- **Task instructions**: Restate each of the lines given below, word for word.

- **Information supplied**:
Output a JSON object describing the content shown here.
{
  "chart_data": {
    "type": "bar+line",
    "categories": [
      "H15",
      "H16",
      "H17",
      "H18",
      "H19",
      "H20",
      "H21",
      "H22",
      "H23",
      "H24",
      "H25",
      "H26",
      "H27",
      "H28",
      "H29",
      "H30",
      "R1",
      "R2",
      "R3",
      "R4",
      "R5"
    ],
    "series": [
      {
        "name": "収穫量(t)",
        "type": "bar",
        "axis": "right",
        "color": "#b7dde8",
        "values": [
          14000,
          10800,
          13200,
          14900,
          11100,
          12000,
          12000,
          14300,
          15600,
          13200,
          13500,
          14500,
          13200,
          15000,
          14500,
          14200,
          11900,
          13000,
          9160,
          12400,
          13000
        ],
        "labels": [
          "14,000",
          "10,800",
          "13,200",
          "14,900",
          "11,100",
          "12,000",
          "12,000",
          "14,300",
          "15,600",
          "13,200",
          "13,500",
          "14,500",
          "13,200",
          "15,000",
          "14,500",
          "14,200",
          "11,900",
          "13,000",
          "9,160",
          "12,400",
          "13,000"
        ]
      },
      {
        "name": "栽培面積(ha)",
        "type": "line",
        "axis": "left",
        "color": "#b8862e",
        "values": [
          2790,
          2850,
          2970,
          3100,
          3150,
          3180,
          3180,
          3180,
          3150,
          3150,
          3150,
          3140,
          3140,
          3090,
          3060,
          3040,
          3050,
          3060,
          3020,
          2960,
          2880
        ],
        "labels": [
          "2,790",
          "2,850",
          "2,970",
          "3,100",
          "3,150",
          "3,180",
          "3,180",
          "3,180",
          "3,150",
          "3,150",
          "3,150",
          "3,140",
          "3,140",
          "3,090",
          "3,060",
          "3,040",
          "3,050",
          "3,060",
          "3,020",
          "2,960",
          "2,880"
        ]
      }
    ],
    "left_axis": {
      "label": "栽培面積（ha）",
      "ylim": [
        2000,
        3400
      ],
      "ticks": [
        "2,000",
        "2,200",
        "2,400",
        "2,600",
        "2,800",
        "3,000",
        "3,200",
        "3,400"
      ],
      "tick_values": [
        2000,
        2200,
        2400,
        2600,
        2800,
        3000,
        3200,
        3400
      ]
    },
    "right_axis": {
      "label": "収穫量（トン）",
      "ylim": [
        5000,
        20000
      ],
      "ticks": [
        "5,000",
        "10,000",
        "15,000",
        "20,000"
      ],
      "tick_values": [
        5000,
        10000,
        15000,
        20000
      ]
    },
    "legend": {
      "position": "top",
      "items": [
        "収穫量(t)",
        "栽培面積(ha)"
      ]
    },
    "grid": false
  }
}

- **Output below**:
Output a JSON object describing the content shown here.
{
  "chart_data": {
    "type": "bar+line",
    "categories": [
      "H15",
      "H16",
      "H17",
      "H18",
      "H19",
      "H20",
      "H21",
      "H22",
      "H23",
      "H24",
      "H25",
      "H26",
      "H27",
      "H28",
      "H29",
      "H30",
      "R1",
      "R2",
      "R3",
      "R4",
      "R5"
    ],
    "series": [
      {
        "name": "収穫量(t)",
        "type": "bar",
        "axis": "right",
        "color": "#b7dde8",
        "values": [
          14000,
          10800,
          13200,
          14900,
          11100,
          12000,
          12000,
          14300,
          15600,
          13200,
          13500,
          14500,
          13200,
          15000,
          14500,
          14200,
          11900,
          13000,
          9160,
          12400,
          13000
        ],
        "labels": [
          "14,000",
          "10,800",
          "13,200",
          "14,900",
          "11,100",
          "12,000",
          "12,000",
          "14,300",
          "15,600",
          "13,200",
          "13,500",
          "14,500",
          "13,200",
          "15,000",
          "14,500",
          "14,200",
          "11,900",
          "13,000",
          "9,160",
          "12,400",
          "13,000"
        ]
      },
      {
        "name": "栽培面積(ha)",
        "type": "line",
        "axis": "left",
        "color": "#b8862e",
        "values": [
          2790,
          2850,
          2970,
          3100,
          3150,
          3180,
          3180,
          3180,
          3150,
          3150,
          3150,
          3140,
          3140,
          3090,
          3060,
          3040,
          3050,
          3060,
          3020,
          2960,
          2880
        ],
        "labels": [
          "2,790",
          "2,850",
          "2,970",
          "3,100",
          "3,150",
          "3,180",
          "3,180",
          "3,180",
          "3,150",
          "3,150",
          "3,150",
          "3,140",
          "3,140",
          "3,090",
          "3,060",
          "3,040",
          "3,050",
          "3,060",
          "3,020",
          "2,960",
          "2,880"
        ]
      }
    ],
    "left_axis": {
      "label": "栽培面積（ha）",
      "ylim": [
        2000,
        3400
      ],
      "ticks": [
        "2,000",
        "2,200",
        "2,400",
        "2,600",
        "2,800",
        "3,000",
        "3,200",
        "3,400"
      ],
      "tick_values": [
        2000,
        2200,
        2400,
        2600,
        2800,
        3000,
        3200,
        3400
      ]
    },
    "right_axis": {
      "label": "収穫量（トン）",
      "ylim": [
        5000,
        20000
      ],
      "ticks": [
        "5,000",
        "10,000",
        "15,000",
        "20,000"
      ],
      "tick_values": [
        5000,
        10000,
        15000,
        20000
      ]
    },
    "legend": {
      "position": "top",
      "items": [
        "収穫量(t)",
        "栽培面積(ha)"
      ]
    },
    "grid": false
  }
}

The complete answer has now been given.